··· Exercise materials ···

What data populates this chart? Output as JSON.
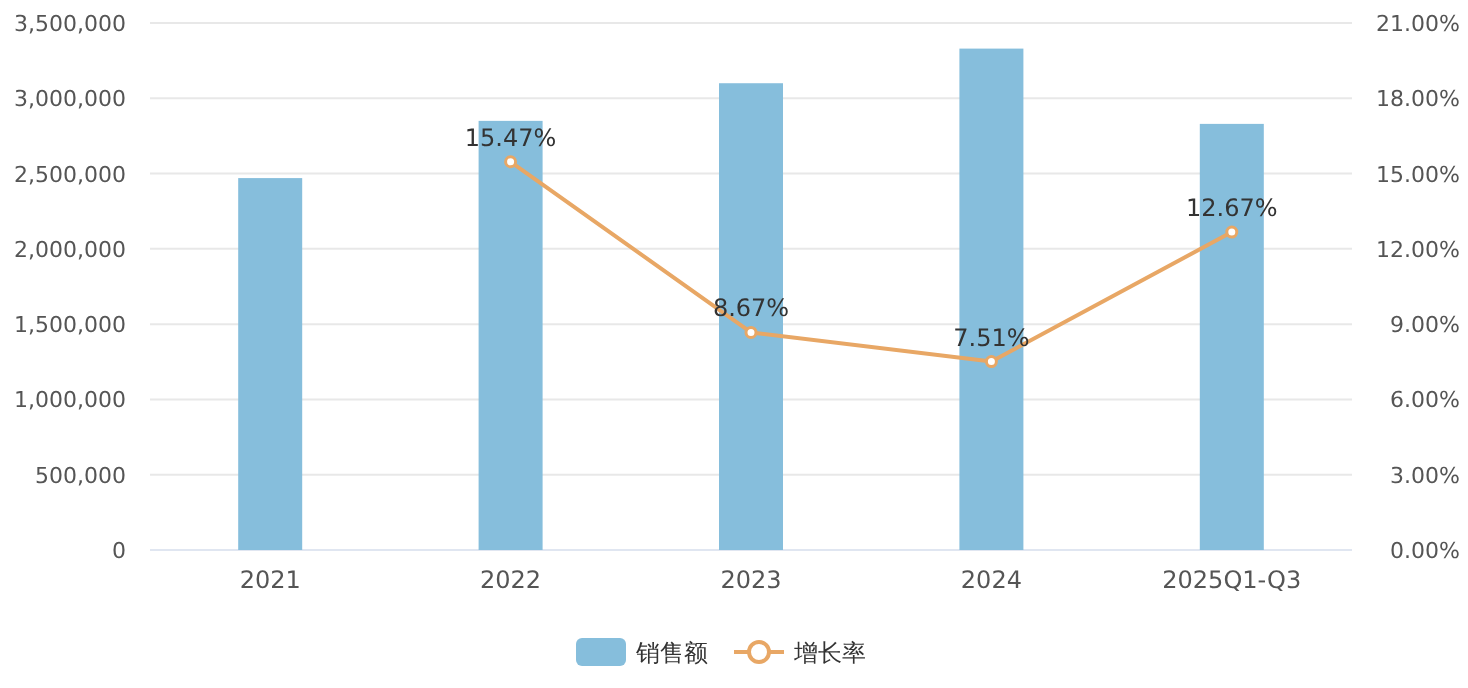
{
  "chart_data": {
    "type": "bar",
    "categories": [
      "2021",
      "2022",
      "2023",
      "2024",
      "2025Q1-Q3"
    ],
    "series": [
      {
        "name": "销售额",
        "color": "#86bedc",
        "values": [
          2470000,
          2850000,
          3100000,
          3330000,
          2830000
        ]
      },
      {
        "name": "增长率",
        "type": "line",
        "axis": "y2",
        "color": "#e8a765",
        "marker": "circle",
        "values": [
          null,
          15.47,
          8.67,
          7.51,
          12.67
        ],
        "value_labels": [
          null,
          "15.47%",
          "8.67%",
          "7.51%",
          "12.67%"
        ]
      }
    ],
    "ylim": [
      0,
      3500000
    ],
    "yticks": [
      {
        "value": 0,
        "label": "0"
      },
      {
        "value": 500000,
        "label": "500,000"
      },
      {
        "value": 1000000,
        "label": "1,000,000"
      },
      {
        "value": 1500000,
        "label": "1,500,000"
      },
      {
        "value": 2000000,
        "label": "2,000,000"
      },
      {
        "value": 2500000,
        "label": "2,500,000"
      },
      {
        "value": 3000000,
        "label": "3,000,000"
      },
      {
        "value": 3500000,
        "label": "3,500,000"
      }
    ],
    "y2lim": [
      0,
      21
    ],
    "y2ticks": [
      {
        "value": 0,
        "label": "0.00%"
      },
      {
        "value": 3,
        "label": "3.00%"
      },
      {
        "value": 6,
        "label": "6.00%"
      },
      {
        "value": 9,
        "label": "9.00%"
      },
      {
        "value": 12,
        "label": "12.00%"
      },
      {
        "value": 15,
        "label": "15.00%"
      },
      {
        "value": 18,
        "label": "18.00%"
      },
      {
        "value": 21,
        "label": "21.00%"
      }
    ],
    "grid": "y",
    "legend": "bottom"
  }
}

···

The task
Reproduce the material above verbatim; omit every picture.

Completed task
What data populates this chart? Output as JSON.
{
  "chart_data": {
    "type": "bar",
    "categories": [
      "2021",
      "2022",
      "2023",
      "2024",
      "2025Q1-Q3"
    ],
    "series": [
      {
        "name": "销售额",
        "color": "#86bedc",
        "values": [
          2470000,
          2850000,
          3100000,
          3330000,
          2830000
        ]
      },
      {
        "name": "增长率",
        "type": "line",
        "axis": "y2",
        "color": "#e8a765",
        "marker": "circle",
        "values": [
          null,
          15.47,
          8.67,
          7.51,
          12.67
        ],
        "value_labels": [
          null,
          "15.47%",
          "8.67%",
          "7.51%",
          "12.67%"
        ]
      }
    ],
    "ylim": [
      0,
      3500000
    ],
    "yticks": [
      {
        "value": 0,
        "label": "0"
      },
      {
        "value": 500000,
        "label": "500,000"
      },
      {
        "value": 1000000,
        "label": "1,000,000"
      },
      {
        "value": 1500000,
        "label": "1,500,000"
      },
      {
        "value": 2000000,
        "label": "2,000,000"
      },
      {
        "value": 2500000,
        "label": "2,500,000"
      },
      {
        "value": 3000000,
        "label": "3,000,000"
      },
      {
        "value": 3500000,
        "label": "3,500,000"
      }
    ],
    "y2lim": [
      0,
      21
    ],
    "y2ticks": [
      {
        "value": 0,
        "label": "0.00%"
      },
      {
        "value": 3,
        "label": "3.00%"
      },
      {
        "value": 6,
        "label": "6.00%"
      },
      {
        "value": 9,
        "label": "9.00%"
      },
      {
        "value": 12,
        "label": "12.00%"
      },
      {
        "value": 15,
        "label": "15.00%"
      },
      {
        "value": 18,
        "label": "18.00%"
      },
      {
        "value": 21,
        "label": "21.00%"
      }
    ],
    "grid": "y",
    "legend": "bottom"
  }
}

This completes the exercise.